- Aim: Omit the pictures, then write out every entry exactly as it reads.

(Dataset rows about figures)
++++++++++
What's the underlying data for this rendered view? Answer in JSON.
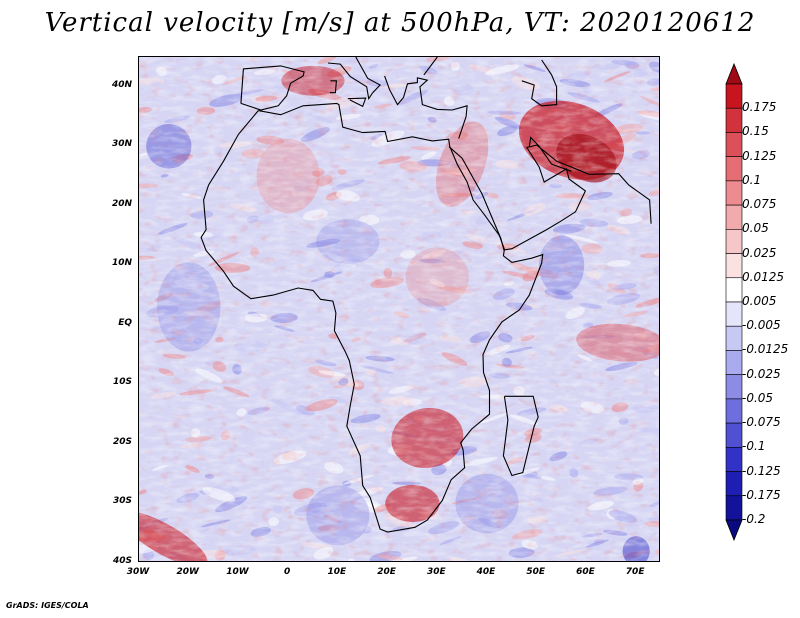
{
  "title": "Vertical velocity [m/s] at 500hPa, VT: 2020120612",
  "credit": "GrADS: IGES/COLA",
  "lat_labels": [
    "40N",
    "30N",
    "20N",
    "10N",
    "EQ",
    "10S",
    "20S",
    "30S",
    "40S"
  ],
  "lon_labels": [
    "30W",
    "20W",
    "10W",
    "0",
    "10E",
    "20E",
    "30E",
    "40E",
    "50E",
    "60E",
    "70E"
  ],
  "colorbar": {
    "labels": [
      "0.175",
      "0.15",
      "0.125",
      "0.1",
      "0.075",
      "0.05",
      "0.025",
      "0.0125",
      "0.005",
      "-0.005",
      "-0.0125",
      "-0.025",
      "-0.05",
      "-0.075",
      "-0.1",
      "-0.125",
      "-0.175",
      "-0.2"
    ],
    "colors": [
      "#c8141e",
      "#d2323c",
      "#dc505a",
      "#e46e74",
      "#ec8c90",
      "#f2aaac",
      "#f6c6c8",
      "#fae2e2",
      "#ffffff",
      "#e4e4fa",
      "#c8c8f4",
      "#aaaaee",
      "#8c8ce6",
      "#6e6ede",
      "#5050d2",
      "#3232c6",
      "#1e1eb4",
      "#12129a"
    ]
  },
  "map": {
    "lat_range": [
      -40,
      45
    ],
    "lon_range": [
      -30,
      75
    ],
    "field": "Vertical velocity",
    "level": "500hPa",
    "valid_time": "2020120612"
  }
}
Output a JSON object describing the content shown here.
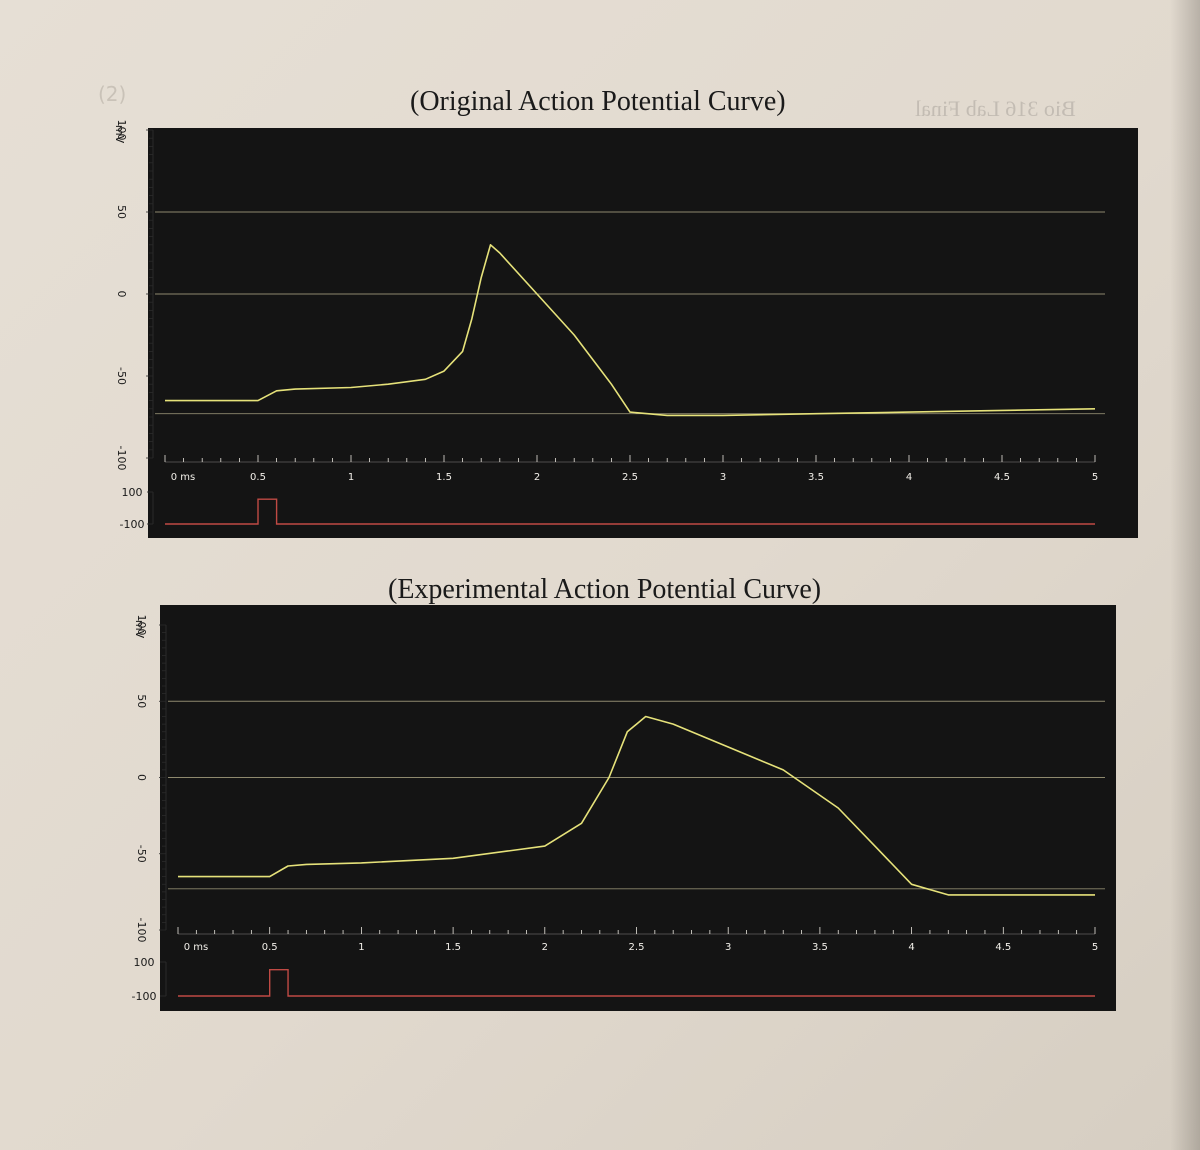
++++++++++
- Response for this exercise:
What's the underlying data for this rendered view? Answer in JSON.
{
  "title": "Vertical velocity [m/s] at 500hPa, VT: 2020120612",
  "credit": "GrADS: IGES/COLA",
  "lat_labels": [
    "40N",
    "30N",
    "20N",
    "10N",
    "EQ",
    "10S",
    "20S",
    "30S",
    "40S"
  ],
  "lon_labels": [
    "30W",
    "20W",
    "10W",
    "0",
    "10E",
    "20E",
    "30E",
    "40E",
    "50E",
    "60E",
    "70E"
  ],
  "colorbar": {
    "labels": [
      "0.175",
      "0.15",
      "0.125",
      "0.1",
      "0.075",
      "0.05",
      "0.025",
      "0.0125",
      "0.005",
      "-0.005",
      "-0.0125",
      "-0.025",
      "-0.05",
      "-0.075",
      "-0.1",
      "-0.125",
      "-0.175",
      "-0.2"
    ],
    "colors": [
      "#c8141e",
      "#d2323c",
      "#dc505a",
      "#e46e74",
      "#ec8c90",
      "#f2aaac",
      "#f6c6c8",
      "#fae2e2",
      "#ffffff",
      "#e4e4fa",
      "#c8c8f4",
      "#aaaaee",
      "#8c8ce6",
      "#6e6ede",
      "#5050d2",
      "#3232c6",
      "#1e1eb4",
      "#12129a"
    ]
  },
  "map": {
    "lat_range": [
      -40,
      45
    ],
    "lon_range": [
      -30,
      75
    ],
    "field": "Vertical velocity",
    "level": "500hPa",
    "valid_time": "2020120612"
  }
}
Output a JSON object describing the content shown here.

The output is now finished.